[Figure record listings]
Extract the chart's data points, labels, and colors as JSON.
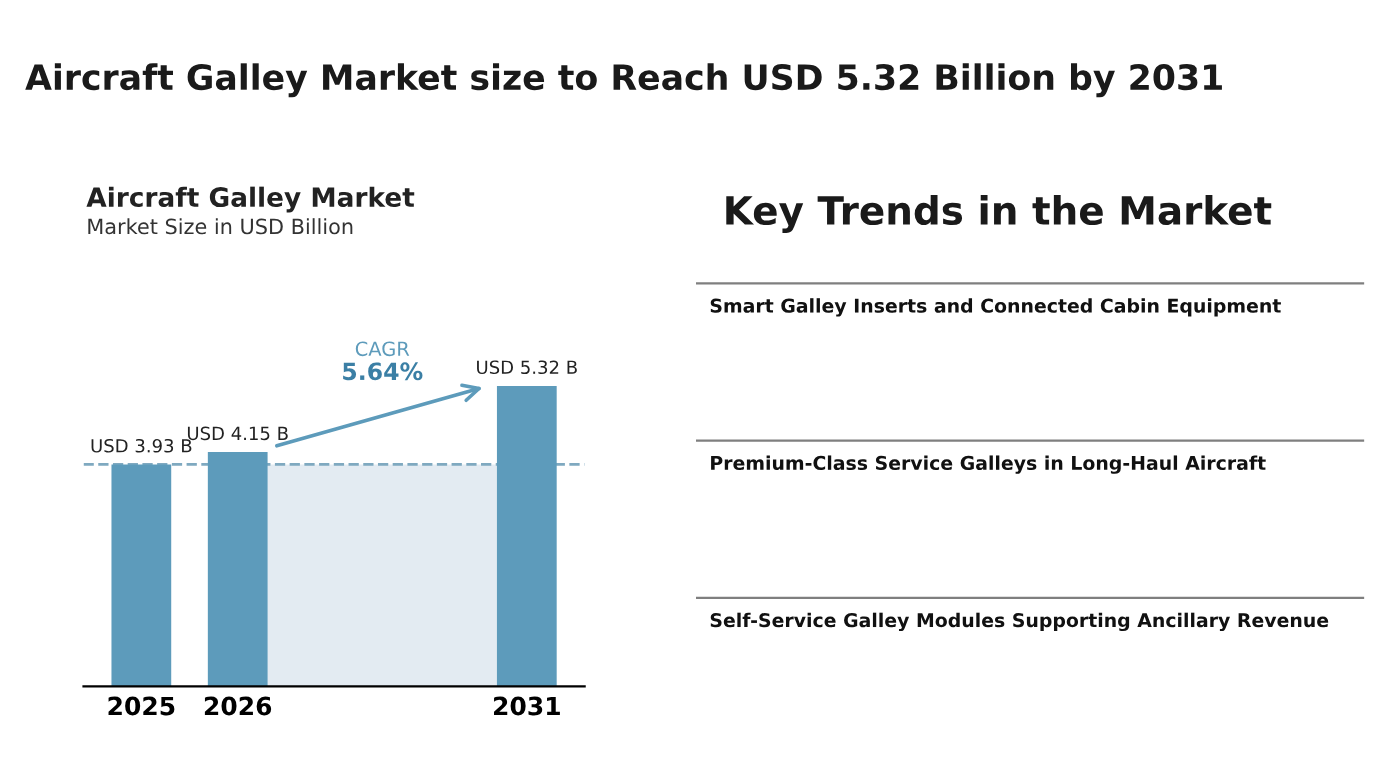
{
  "chart_data": [
    {
      "type": "bar",
      "title": "Aircraft Galley Market size to Reach USD 5.32 Billion by 2031",
      "subtitle": "Aircraft Galley Market",
      "annotations": [
        "Market Size in USD Billion",
        "CAGR",
        "5.64%"
      ],
      "categories": [
        "2025",
        "2026",
        null,
        null,
        "2031"
      ],
      "values": [
        3.93,
        4.15,
        null,
        null,
        5.32
      ],
      "color": "#5d9bbb",
      "value_labels": [
        "USD 3.93 B",
        "USD 4.15 B",
        null,
        null,
        "USD 5.32 B"
      ],
      "ref_lines": [
        {
          "axis": "y",
          "value": 3.93,
          "color": "#7fa9c0",
          "line_style": "dashed"
        }
      ],
      "bands": [
        {
          "axis": "x",
          "from": "2026",
          "to": "2031",
          "color": "#e3ebf2"
        }
      ],
      "grid": false,
      "legend": false
    },
    {
      "type": "other",
      "title": "Key Trends in the Market",
      "annotations": [
        "Smart Galley Inserts and Connected Cabin Equipment",
        "Premium-Class Service Galleys in Long-Haul Aircraft",
        "Self-Service Galley Modules Supporting Ancillary Revenue"
      ]
    }
  ]
}
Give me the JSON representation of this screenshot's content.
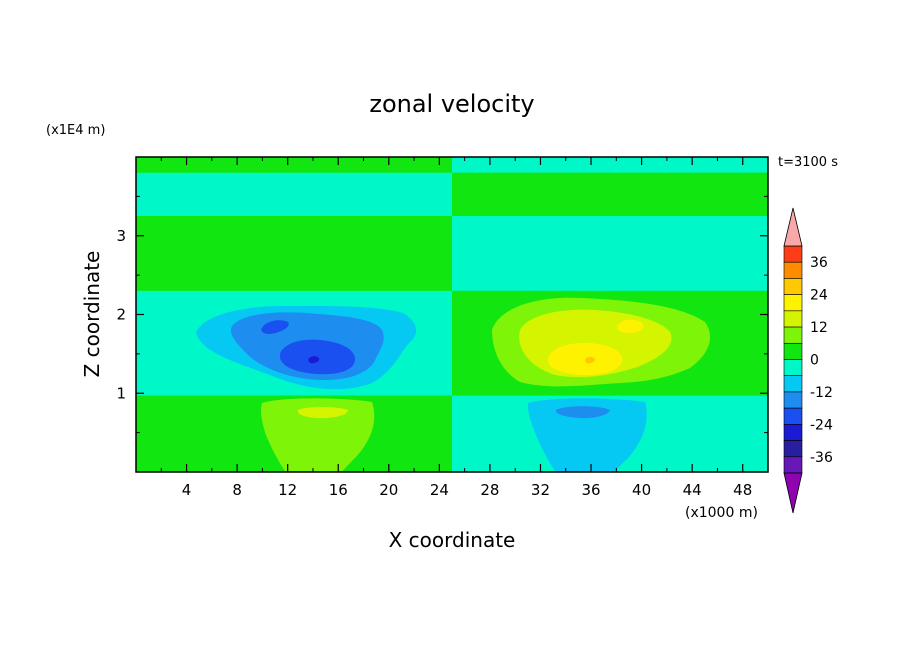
{
  "chart_data": {
    "type": "heatmap",
    "title": "zonal velocity",
    "xlabel": "X coordinate",
    "ylabel": "Z coordinate",
    "x_unit": "(x1000 m)",
    "y_unit": "(x1E4 m)",
    "time_label": "t=3100 s",
    "xlim": [
      0,
      50
    ],
    "ylim": [
      0,
      4
    ],
    "x_ticks": [
      "4",
      "8",
      "12",
      "16",
      "20",
      "24",
      "28",
      "32",
      "36",
      "40",
      "44",
      "48"
    ],
    "y_ticks": [
      "1",
      "2",
      "3"
    ],
    "colorbar": {
      "tick_labels": [
        "36",
        "24",
        "12",
        "0",
        "-12",
        "-24",
        "-36"
      ],
      "levels": [
        -42,
        -36,
        -30,
        -24,
        -18,
        -12,
        -6,
        0,
        6,
        12,
        18,
        24,
        30,
        36,
        42
      ],
      "colors": [
        "#8e04b0",
        "#6818b6",
        "#2a1ea0",
        "#1b1bd4",
        "#1a4ff0",
        "#1d8ef0",
        "#05c9f2",
        "#00f8c8",
        "#12e610",
        "#7ef408",
        "#d4f400",
        "#fff200",
        "#ffc800",
        "#ff8c00",
        "#ff3c18",
        "#f8a8a8"
      ]
    },
    "field": {
      "background": 1.5,
      "layers": [
        {
          "x": [
            0,
            25
          ],
          "z": [
            3.8,
            4.0
          ],
          "value": 1.5
        },
        {
          "x": [
            0,
            25
          ],
          "z": [
            3.25,
            3.8
          ],
          "value": -1.5
        },
        {
          "x": [
            0,
            25
          ],
          "z": [
            2.3,
            3.25
          ],
          "value": 1.5
        },
        {
          "x": [
            0,
            25
          ],
          "z": [
            0.97,
            2.3
          ],
          "value": -1.5
        },
        {
          "x": [
            0,
            25
          ],
          "z": [
            0,
            0.97
          ],
          "value": 1.5
        },
        {
          "x": [
            25,
            50
          ],
          "z": [
            3.8,
            4.0
          ],
          "value": -1.5
        },
        {
          "x": [
            25,
            50
          ],
          "z": [
            3.25,
            3.8
          ],
          "value": 1.5
        },
        {
          "x": [
            25,
            50
          ],
          "z": [
            2.3,
            3.25
          ],
          "value": -1.5
        },
        {
          "x": [
            25,
            50
          ],
          "z": [
            0.97,
            2.3
          ],
          "value": 1.5
        },
        {
          "x": [
            25,
            50
          ],
          "z": [
            0,
            0.97
          ],
          "value": -1.5
        }
      ],
      "features": [
        {
          "x": 15,
          "z": 1.6,
          "value": -16,
          "label": "negative core"
        },
        {
          "x": 35,
          "z": 1.6,
          "value": 16,
          "label": "positive core"
        },
        {
          "x": 15,
          "z": 0.7,
          "value": 8,
          "label": "lower positive lobe"
        },
        {
          "x": 35,
          "z": 0.7,
          "value": -8,
          "label": "lower negative lobe"
        }
      ]
    }
  }
}
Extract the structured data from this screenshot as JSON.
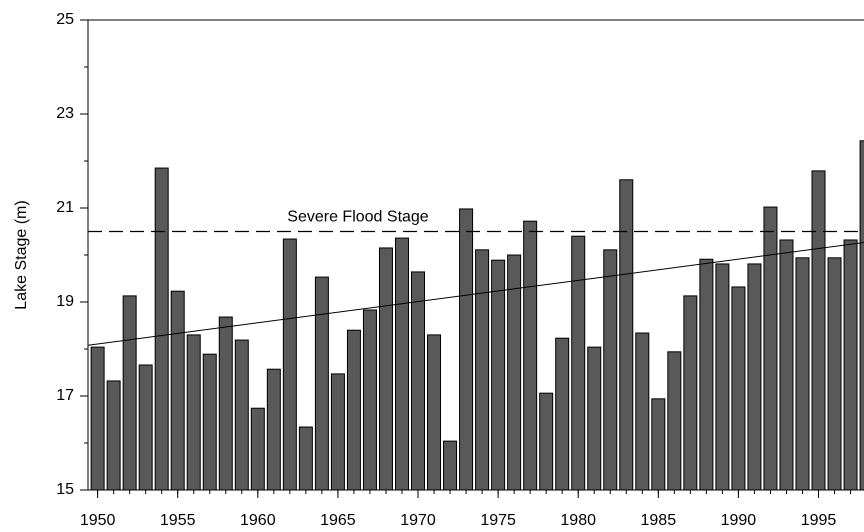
{
  "chart_data": {
    "type": "bar",
    "y_label": "Lake Stage (m)",
    "x": [
      1950,
      1951,
      1952,
      1953,
      1954,
      1955,
      1956,
      1957,
      1958,
      1959,
      1960,
      1961,
      1962,
      1963,
      1964,
      1965,
      1966,
      1967,
      1968,
      1969,
      1970,
      1971,
      1972,
      1973,
      1974,
      1975,
      1976,
      1977,
      1978,
      1979,
      1980,
      1981,
      1982,
      1983,
      1984,
      1985,
      1986,
      1987,
      1988,
      1989,
      1990,
      1991,
      1992,
      1993,
      1994,
      1995,
      1996,
      1997,
      1998
    ],
    "values": [
      18.04,
      17.32,
      19.13,
      17.66,
      21.85,
      19.23,
      18.3,
      17.89,
      18.68,
      18.19,
      16.74,
      17.57,
      20.34,
      16.34,
      19.53,
      17.47,
      18.4,
      18.83,
      20.15,
      20.36,
      19.64,
      18.3,
      16.04,
      20.98,
      20.11,
      19.89,
      20.0,
      20.72,
      17.06,
      18.23,
      20.4,
      18.04,
      20.11,
      21.6,
      18.34,
      16.94,
      17.94,
      19.13,
      19.91,
      19.81,
      19.32,
      19.81,
      21.02,
      20.32,
      19.94,
      21.79,
      19.94,
      20.32,
      22.43
    ],
    "color": "#595959",
    "xlim": [
      1949.4,
      1998.6
    ],
    "xticks": [
      1950,
      1955,
      1960,
      1965,
      1970,
      1975,
      1980,
      1985,
      1990,
      1995
    ],
    "ylim": [
      15,
      25
    ],
    "yticks": [
      15,
      17,
      19,
      21,
      23,
      25
    ],
    "trend_line": {
      "x": [
        1949.4,
        1998.6
      ],
      "values": [
        18.08,
        20.3
      ]
    },
    "flood_stage": {
      "label": "Severe Flood Stage",
      "value": 20.5
    }
  }
}
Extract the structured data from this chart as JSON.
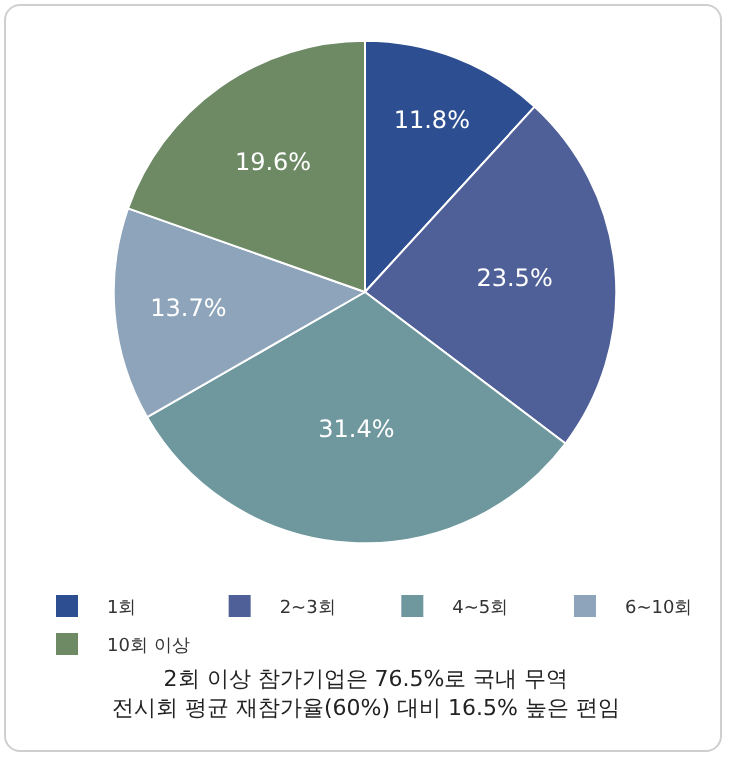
{
  "chart_data": {
    "type": "pie",
    "categories": [
      "1회",
      "2~3회",
      "4~5회",
      "6~10회",
      "10회 이상"
    ],
    "values": [
      11.8,
      23.5,
      31.4,
      13.7,
      19.6
    ],
    "colors": [
      "#2d4f91",
      "#4f5f97",
      "#6e989e",
      "#8ea4bb",
      "#6d8a65"
    ],
    "value_labels": [
      "11.8%",
      "23.5%",
      "31.4%",
      "13.7%",
      "19.6%"
    ],
    "legend": "bottom",
    "annotations": [
      "2회 이상 참가기업은 76.5%로 국내 무역\n전시회 평균 재참가율(60%) 대비 16.5% 높은 편임"
    ]
  }
}
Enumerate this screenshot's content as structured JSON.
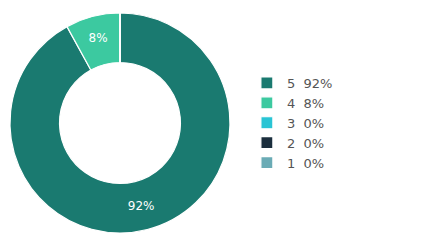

● GIVEN EXERCISE
Pick out every line above that contains the word "Market" and copy it.

● TASK RESULT
      "title": "Aircraft Galley Market size to Reach USD 5.32 Billion by 2031",
      "subtitle": "Aircraft Galley Market",
        "Market Size in USD Billion",
      "title": "Key Trends in the Market",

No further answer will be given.